[start of Stored rows]
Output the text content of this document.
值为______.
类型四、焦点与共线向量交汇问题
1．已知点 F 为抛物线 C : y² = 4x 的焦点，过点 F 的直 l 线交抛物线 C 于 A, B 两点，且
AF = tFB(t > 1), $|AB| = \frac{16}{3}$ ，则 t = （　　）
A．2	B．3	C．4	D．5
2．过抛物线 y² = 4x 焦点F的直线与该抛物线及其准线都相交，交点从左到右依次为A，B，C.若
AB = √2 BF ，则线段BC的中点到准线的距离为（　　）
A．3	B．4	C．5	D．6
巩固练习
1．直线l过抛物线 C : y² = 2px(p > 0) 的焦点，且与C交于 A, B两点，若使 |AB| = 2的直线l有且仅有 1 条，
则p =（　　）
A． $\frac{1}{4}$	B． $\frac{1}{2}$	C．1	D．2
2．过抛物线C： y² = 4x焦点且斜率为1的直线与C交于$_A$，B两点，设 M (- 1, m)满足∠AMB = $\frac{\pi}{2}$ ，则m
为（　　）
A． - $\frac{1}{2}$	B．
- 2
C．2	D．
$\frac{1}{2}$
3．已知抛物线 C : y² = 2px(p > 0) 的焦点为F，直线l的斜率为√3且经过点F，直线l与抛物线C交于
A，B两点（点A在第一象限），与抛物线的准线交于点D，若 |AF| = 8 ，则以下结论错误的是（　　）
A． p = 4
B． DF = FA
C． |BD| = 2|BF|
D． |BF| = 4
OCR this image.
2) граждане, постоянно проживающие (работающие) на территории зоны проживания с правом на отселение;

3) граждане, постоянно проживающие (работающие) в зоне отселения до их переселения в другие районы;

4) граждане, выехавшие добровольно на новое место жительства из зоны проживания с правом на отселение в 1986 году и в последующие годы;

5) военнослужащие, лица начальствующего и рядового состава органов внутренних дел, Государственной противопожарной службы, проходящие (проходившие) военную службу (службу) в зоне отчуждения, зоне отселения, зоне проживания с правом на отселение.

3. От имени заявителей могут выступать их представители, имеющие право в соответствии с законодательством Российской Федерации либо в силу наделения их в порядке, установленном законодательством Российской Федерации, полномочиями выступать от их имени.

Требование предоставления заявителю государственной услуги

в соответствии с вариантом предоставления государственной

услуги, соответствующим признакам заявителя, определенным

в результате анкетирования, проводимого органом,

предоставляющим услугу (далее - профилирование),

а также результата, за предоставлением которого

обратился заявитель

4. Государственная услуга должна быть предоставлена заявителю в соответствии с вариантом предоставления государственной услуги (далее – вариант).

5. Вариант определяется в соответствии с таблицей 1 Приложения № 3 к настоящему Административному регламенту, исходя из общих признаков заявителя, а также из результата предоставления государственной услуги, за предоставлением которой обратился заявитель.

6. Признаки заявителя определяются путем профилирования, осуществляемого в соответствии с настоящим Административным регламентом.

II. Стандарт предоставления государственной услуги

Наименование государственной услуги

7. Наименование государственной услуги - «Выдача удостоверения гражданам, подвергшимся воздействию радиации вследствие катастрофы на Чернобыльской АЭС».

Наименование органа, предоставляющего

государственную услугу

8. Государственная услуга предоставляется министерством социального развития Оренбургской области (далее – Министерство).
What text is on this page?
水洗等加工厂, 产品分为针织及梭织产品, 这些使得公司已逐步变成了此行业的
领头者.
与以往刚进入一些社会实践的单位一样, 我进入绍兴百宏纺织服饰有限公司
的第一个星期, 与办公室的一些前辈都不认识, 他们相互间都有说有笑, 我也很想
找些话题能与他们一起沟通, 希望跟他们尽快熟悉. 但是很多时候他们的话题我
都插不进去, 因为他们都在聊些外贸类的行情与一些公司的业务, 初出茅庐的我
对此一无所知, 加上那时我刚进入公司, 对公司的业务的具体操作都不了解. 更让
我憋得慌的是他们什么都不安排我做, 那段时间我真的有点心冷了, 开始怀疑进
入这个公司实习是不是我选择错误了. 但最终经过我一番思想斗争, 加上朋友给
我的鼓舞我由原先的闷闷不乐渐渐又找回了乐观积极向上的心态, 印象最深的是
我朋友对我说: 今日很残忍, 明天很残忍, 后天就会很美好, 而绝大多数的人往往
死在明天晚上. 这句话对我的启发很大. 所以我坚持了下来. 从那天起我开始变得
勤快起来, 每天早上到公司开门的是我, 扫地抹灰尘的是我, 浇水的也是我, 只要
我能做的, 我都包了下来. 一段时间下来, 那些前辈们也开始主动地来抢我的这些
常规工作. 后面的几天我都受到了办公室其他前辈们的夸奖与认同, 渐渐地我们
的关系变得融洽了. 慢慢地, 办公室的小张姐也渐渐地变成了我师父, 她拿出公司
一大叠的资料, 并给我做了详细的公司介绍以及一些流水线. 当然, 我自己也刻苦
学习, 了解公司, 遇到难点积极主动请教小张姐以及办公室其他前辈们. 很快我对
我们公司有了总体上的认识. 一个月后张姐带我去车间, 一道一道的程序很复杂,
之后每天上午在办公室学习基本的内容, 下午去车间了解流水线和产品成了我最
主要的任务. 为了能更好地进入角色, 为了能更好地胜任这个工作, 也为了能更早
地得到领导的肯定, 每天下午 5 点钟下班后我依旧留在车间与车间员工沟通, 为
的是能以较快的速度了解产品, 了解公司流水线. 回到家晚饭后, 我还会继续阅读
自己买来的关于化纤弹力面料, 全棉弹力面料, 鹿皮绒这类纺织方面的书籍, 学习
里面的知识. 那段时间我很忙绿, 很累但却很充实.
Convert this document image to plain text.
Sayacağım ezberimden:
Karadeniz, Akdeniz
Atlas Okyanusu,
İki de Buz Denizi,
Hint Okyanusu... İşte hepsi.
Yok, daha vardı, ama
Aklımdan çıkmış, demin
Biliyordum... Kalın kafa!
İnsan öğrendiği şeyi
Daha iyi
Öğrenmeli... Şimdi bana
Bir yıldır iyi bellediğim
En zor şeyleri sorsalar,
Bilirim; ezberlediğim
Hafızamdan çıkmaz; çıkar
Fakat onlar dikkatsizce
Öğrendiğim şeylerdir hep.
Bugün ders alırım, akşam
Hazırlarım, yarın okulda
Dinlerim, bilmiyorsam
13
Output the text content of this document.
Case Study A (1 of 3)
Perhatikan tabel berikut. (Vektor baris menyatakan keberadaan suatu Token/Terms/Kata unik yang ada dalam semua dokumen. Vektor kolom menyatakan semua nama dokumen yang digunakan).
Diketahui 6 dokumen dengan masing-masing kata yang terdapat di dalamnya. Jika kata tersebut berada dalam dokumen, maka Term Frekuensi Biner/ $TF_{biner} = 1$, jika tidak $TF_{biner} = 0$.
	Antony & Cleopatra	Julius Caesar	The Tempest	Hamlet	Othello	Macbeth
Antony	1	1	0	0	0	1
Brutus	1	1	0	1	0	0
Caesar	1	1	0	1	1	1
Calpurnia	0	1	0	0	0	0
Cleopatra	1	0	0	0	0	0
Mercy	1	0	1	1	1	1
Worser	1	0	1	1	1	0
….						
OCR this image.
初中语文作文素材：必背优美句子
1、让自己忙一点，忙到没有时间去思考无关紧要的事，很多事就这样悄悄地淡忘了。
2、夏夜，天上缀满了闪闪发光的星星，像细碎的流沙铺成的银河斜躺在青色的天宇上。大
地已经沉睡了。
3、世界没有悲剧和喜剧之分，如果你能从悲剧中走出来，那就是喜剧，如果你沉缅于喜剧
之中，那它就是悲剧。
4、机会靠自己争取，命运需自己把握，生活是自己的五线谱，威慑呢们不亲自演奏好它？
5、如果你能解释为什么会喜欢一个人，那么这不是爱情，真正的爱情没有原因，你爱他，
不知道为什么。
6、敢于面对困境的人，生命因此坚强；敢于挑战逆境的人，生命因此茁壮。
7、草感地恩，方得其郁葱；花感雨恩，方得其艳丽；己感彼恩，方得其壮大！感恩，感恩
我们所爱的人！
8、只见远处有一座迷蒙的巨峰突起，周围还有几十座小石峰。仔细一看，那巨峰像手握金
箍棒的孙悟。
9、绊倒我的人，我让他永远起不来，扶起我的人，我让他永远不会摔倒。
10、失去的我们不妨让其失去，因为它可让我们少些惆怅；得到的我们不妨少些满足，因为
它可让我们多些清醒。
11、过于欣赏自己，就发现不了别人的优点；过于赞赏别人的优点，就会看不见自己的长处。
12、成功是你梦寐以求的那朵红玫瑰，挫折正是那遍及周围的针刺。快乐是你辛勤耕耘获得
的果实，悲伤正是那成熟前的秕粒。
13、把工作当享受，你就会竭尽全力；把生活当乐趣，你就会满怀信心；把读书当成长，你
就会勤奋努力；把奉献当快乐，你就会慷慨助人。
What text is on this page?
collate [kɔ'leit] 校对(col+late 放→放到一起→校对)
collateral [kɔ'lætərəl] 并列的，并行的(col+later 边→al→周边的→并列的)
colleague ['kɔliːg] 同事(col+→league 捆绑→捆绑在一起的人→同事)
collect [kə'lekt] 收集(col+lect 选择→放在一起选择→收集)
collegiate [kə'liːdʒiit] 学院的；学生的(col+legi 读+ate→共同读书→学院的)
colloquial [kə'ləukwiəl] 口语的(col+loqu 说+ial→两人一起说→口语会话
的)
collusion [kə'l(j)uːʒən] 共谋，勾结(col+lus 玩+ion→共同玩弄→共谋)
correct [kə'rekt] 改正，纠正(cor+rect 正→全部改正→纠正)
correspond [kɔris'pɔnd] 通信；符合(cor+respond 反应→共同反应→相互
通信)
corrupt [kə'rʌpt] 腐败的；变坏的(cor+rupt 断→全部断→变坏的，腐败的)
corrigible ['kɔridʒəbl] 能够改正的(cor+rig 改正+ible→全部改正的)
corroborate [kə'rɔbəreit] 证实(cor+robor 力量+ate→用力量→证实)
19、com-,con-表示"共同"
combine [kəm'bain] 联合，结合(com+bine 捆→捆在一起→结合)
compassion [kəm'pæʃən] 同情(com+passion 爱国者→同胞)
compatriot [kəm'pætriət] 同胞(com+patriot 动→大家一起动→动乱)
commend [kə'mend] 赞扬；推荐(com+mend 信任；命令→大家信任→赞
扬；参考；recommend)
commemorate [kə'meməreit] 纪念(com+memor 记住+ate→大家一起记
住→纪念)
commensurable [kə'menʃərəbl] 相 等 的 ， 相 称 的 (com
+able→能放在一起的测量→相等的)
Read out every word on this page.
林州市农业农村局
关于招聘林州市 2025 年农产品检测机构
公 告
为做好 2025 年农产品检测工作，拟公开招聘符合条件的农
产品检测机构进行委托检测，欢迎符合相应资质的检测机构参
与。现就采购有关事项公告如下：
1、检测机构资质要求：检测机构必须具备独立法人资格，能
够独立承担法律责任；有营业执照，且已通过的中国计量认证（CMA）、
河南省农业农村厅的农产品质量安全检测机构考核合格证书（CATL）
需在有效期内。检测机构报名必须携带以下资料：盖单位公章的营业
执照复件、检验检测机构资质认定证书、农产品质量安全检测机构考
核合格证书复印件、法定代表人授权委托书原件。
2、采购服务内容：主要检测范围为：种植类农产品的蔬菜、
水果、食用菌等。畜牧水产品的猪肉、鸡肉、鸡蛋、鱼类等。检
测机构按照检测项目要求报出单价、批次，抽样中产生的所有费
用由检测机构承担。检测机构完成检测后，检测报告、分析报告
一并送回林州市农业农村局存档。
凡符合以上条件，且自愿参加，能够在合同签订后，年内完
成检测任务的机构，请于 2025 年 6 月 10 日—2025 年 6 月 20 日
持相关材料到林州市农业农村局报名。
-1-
[end of Stored rows]
## Work required
In the records, locate each line holding the string "обратился" and copy it.

## Exercise result
обратился заявитель
5. Вариант определяется в соответствии с таблицей 1 Приложения № 3 к настоящему Административному регламенту, исходя из общих признаков заявителя, а также из результата предоставления государственной услуги, за предоставлением которой обратился заявитель.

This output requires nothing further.